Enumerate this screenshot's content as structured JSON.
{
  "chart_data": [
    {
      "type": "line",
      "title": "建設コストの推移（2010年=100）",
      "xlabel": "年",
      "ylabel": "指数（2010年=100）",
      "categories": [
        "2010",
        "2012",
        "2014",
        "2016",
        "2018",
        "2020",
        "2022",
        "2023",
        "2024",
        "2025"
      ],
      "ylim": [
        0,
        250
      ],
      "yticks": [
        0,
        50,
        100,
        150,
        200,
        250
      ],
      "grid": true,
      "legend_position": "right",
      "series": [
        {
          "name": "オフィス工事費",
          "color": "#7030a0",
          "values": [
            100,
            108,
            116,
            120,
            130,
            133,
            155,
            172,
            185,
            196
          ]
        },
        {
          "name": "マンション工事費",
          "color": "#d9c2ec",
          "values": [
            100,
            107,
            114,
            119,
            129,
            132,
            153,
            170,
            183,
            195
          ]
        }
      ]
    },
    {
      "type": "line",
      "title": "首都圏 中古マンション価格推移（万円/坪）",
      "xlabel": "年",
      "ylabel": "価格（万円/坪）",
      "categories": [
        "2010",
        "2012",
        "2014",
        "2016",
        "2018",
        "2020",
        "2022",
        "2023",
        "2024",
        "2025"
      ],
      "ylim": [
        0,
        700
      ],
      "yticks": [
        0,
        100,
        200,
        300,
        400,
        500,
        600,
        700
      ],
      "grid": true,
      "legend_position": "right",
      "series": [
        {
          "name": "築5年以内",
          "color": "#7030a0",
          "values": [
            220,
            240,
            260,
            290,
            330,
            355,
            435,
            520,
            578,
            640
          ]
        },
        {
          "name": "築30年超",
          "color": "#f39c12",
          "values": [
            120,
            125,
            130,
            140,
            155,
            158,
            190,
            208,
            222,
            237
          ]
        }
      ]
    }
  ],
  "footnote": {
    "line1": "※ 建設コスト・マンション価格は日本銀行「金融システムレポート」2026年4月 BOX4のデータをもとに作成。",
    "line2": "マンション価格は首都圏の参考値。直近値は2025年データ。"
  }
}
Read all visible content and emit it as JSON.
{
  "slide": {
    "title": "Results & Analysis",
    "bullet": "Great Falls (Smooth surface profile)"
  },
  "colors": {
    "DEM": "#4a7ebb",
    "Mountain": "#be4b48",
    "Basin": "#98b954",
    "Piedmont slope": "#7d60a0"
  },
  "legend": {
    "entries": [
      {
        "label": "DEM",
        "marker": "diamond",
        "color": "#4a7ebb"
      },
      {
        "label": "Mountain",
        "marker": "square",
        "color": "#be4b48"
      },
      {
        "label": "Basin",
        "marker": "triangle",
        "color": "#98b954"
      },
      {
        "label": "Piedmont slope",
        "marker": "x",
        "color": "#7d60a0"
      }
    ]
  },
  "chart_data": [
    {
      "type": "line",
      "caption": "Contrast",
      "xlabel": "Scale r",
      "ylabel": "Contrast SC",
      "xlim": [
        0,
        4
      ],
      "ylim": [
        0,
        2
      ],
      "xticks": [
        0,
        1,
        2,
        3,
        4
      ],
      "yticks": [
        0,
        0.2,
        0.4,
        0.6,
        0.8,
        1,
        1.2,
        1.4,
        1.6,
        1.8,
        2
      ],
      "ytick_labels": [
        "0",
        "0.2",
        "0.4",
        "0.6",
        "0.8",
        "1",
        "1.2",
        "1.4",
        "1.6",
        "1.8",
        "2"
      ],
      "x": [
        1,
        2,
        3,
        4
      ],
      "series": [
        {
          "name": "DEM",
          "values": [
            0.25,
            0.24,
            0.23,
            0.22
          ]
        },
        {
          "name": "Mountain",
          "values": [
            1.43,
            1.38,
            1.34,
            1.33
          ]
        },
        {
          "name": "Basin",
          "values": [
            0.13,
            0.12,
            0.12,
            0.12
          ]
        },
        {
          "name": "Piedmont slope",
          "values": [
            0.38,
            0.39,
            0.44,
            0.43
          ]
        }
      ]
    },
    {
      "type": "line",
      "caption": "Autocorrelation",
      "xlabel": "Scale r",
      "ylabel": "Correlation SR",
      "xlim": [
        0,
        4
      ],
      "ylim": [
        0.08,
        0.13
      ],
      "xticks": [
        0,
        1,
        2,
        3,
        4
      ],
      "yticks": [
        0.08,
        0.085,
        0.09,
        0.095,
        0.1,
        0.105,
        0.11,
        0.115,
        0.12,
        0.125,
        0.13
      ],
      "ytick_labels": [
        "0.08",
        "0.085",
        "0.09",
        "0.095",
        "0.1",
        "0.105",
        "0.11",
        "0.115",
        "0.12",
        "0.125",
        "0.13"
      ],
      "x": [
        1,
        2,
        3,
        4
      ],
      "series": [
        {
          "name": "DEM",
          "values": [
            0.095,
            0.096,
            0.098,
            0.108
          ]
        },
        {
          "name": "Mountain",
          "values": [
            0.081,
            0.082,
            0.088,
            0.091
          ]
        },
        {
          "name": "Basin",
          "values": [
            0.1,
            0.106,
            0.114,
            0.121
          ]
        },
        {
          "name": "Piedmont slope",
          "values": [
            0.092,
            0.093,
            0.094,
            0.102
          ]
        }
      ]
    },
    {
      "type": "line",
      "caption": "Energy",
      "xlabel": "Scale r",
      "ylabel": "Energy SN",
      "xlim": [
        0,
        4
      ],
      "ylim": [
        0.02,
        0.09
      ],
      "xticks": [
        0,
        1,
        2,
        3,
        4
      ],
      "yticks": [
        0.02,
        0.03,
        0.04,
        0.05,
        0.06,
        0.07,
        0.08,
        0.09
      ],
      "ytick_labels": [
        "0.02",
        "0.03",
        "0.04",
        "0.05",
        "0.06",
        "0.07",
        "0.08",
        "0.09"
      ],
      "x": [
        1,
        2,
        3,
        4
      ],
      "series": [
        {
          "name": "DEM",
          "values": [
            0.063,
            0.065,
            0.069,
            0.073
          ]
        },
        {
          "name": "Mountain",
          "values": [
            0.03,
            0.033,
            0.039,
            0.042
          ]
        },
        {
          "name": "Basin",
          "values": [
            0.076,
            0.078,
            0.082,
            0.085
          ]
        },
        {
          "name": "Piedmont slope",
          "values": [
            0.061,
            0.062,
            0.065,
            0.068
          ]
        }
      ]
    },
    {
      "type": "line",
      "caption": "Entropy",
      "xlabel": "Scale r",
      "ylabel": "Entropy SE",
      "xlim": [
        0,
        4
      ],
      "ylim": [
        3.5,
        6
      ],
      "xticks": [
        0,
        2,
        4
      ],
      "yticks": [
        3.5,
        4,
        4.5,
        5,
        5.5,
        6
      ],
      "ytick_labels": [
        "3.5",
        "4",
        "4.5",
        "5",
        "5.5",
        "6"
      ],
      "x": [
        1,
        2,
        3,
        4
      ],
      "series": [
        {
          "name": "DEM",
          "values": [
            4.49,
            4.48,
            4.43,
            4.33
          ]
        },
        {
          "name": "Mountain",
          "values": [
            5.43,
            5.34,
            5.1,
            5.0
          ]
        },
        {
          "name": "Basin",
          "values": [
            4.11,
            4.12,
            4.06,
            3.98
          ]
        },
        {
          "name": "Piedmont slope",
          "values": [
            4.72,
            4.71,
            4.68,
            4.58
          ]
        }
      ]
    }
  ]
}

----------

WORK TO DO: Retype every record above exactly as written.

EXERCISE RESPONSE:
Enumerate this screenshot's content as structured JSON.
{
  "chart_data": [
    {
      "type": "line",
      "title": "建設コストの推移（2010年=100）",
      "xlabel": "年",
      "ylabel": "指数（2010年=100）",
      "categories": [
        "2010",
        "2012",
        "2014",
        "2016",
        "2018",
        "2020",
        "2022",
        "2023",
        "2024",
        "2025"
      ],
      "ylim": [
        0,
        250
      ],
      "yticks": [
        0,
        50,
        100,
        150,
        200,
        250
      ],
      "grid": true,
      "legend_position": "right",
      "series": [
        {
          "name": "オフィス工事費",
          "color": "#7030a0",
          "values": [
            100,
            108,
            116,
            120,
            130,
            133,
            155,
            172,
            185,
            196
          ]
        },
        {
          "name": "マンション工事費",
          "color": "#d9c2ec",
          "values": [
            100,
            107,
            114,
            119,
            129,
            132,
            153,
            170,
            183,
            195
          ]
        }
      ]
    },
    {
      "type": "line",
      "title": "首都圏 中古マンション価格推移（万円/坪）",
      "xlabel": "年",
      "ylabel": "価格（万円/坪）",
      "categories": [
        "2010",
        "2012",
        "2014",
        "2016",
        "2018",
        "2020",
        "2022",
        "2023",
        "2024",
        "2025"
      ],
      "ylim": [
        0,
        700
      ],
      "yticks": [
        0,
        100,
        200,
        300,
        400,
        500,
        600,
        700
      ],
      "grid": true,
      "legend_position": "right",
      "series": [
        {
          "name": "築5年以内",
          "color": "#7030a0",
          "values": [
            220,
            240,
            260,
            290,
            330,
            355,
            435,
            520,
            578,
            640
          ]
        },
        {
          "name": "築30年超",
          "color": "#f39c12",
          "values": [
            120,
            125,
            130,
            140,
            155,
            158,
            190,
            208,
            222,
            237
          ]
        }
      ]
    }
  ],
  "footnote": {
    "line1": "※ 建設コスト・マンション価格は日本銀行「金融システムレポート」2026年4月 BOX4のデータをもとに作成。",
    "line2": "マンション価格は首都圏の参考値。直近値は2025年データ。"
  }
}
Read all visible content and emit it as JSON.
{
  "slide": {
    "title": "Results & Analysis",
    "bullet": "Great Falls (Smooth surface profile)"
  },
  "colors": {
    "DEM": "#4a7ebb",
    "Mountain": "#be4b48",
    "Basin": "#98b954",
    "Piedmont slope": "#7d60a0"
  },
  "legend": {
    "entries": [
      {
        "label": "DEM",
        "marker": "diamond",
        "color": "#4a7ebb"
      },
      {
        "label": "Mountain",
        "marker": "square",
        "color": "#be4b48"
      },
      {
        "label": "Basin",
        "marker": "triangle",
        "color": "#98b954"
      },
      {
        "label": "Piedmont slope",
        "marker": "x",
        "color": "#7d60a0"
      }
    ]
  },
  "chart_data": [
    {
      "type": "line",
      "caption": "Contrast",
      "xlabel": "Scale r",
      "ylabel": "Contrast SC",
      "xlim": [
        0,
        4
      ],
      "ylim": [
        0,
        2
      ],
      "xticks": [
        0,
        1,
        2,
        3,
        4
      ],
      "yticks": [
        0,
        0.2,
        0.4,
        0.6,
        0.8,
        1,
        1.2,
        1.4,
        1.6,
        1.8,
        2
      ],
      "ytick_labels": [
        "0",
        "0.2",
        "0.4",
        "0.6",
        "0.8",
        "1",
        "1.2",
        "1.4",
        "1.6",
        "1.8",
        "2"
      ],
      "x": [
        1,
        2,
        3,
        4
      ],
      "series": [
        {
          "name": "DEM",
          "values": [
            0.25,
            0.24,
            0.23,
            0.22
          ]
        },
        {
          "name": "Mountain",
          "values": [
            1.43,
            1.38,
            1.34,
            1.33
          ]
        },
        {
          "name": "Basin",
          "values": [
            0.13,
            0.12,
            0.12,
            0.12
          ]
        },
        {
          "name": "Piedmont slope",
          "values": [
            0.38,
            0.39,
            0.44,
            0.43
          ]
        }
      ]
    },
    {
      "type": "line",
      "caption": "Autocorrelation",
      "xlabel": "Scale r",
      "ylabel": "Correlation SR",
      "xlim": [
        0,
        4
      ],
      "ylim": [
        0.08,
        0.13
      ],
      "xticks": [
        0,
        1,
        2,
        3,
        4
      ],
      "yticks": [
        0.08,
        0.085,
        0.09,
        0.095,
        0.1,
        0.105,
        0.11,
        0.115,
        0.12,
        0.125,
        0.13
      ],
      "ytick_labels": [
        "0.08",
        "0.085",
        "0.09",
        "0.095",
        "0.1",
        "0.105",
        "0.11",
        "0.115",
        "0.12",
        "0.125",
        "0.13"
      ],
      "x": [
        1,
        2,
        3,
        4
      ],
      "series": [
        {
          "name": "DEM",
          "values": [
            0.095,
            0.096,
            0.098,
            0.108
          ]
        },
        {
          "name": "Mountain",
          "values": [
            0.081,
            0.082,
            0.088,
            0.091
          ]
        },
        {
          "name": "Basin",
          "values": [
            0.1,
            0.106,
            0.114,
            0.121
          ]
        },
        {
          "name": "Piedmont slope",
          "values": [
            0.092,
            0.093,
            0.094,
            0.102
          ]
        }
      ]
    },
    {
      "type": "line",
      "caption": "Energy",
      "xlabel": "Scale r",
      "ylabel": "Energy SN",
      "xlim": [
        0,
        4
      ],
      "ylim": [
        0.02,
        0.09
      ],
      "xticks": [
        0,
        1,
        2,
        3,
        4
      ],
      "yticks": [
        0.02,
        0.03,
        0.04,
        0.05,
        0.06,
        0.07,
        0.08,
        0.09
      ],
      "ytick_labels": [
        "0.02",
        "0.03",
        "0.04",
        "0.05",
        "0.06",
        "0.07",
        "0.08",
        "0.09"
      ],
      "x": [
        1,
        2,
        3,
        4
      ],
      "series": [
        {
          "name": "DEM",
          "values": [
            0.063,
            0.065,
            0.069,
            0.073
          ]
        },
        {
          "name": "Mountain",
          "values": [
            0.03,
            0.033,
            0.039,
            0.042
          ]
        },
        {
          "name": "Basin",
          "values": [
            0.076,
            0.078,
            0.082,
            0.085
          ]
        },
        {
          "name": "Piedmont slope",
          "values": [
            0.061,
            0.062,
            0.065,
            0.068
          ]
        }
      ]
    },
    {
      "type": "line",
      "caption": "Entropy",
      "xlabel": "Scale r",
      "ylabel": "Entropy SE",
      "xlim": [
        0,
        4
      ],
      "ylim": [
        3.5,
        6
      ],
      "xticks": [
        0,
        2,
        4
      ],
      "yticks": [
        3.5,
        4,
        4.5,
        5,
        5.5,
        6
      ],
      "ytick_labels": [
        "3.5",
        "4",
        "4.5",
        "5",
        "5.5",
        "6"
      ],
      "x": [
        1,
        2,
        3,
        4
      ],
      "series": [
        {
          "name": "DEM",
          "values": [
            4.49,
            4.48,
            4.43,
            4.33
          ]
        },
        {
          "name": "Mountain",
          "values": [
            5.43,
            5.34,
            5.1,
            5.0
          ]
        },
        {
          "name": "Basin",
          "values": [
            4.11,
            4.12,
            4.06,
            3.98
          ]
        },
        {
          "name": "Piedmont slope",
          "values": [
            4.72,
            4.71,
            4.68,
            4.58
          ]
        }
      ]
    }
  ]
}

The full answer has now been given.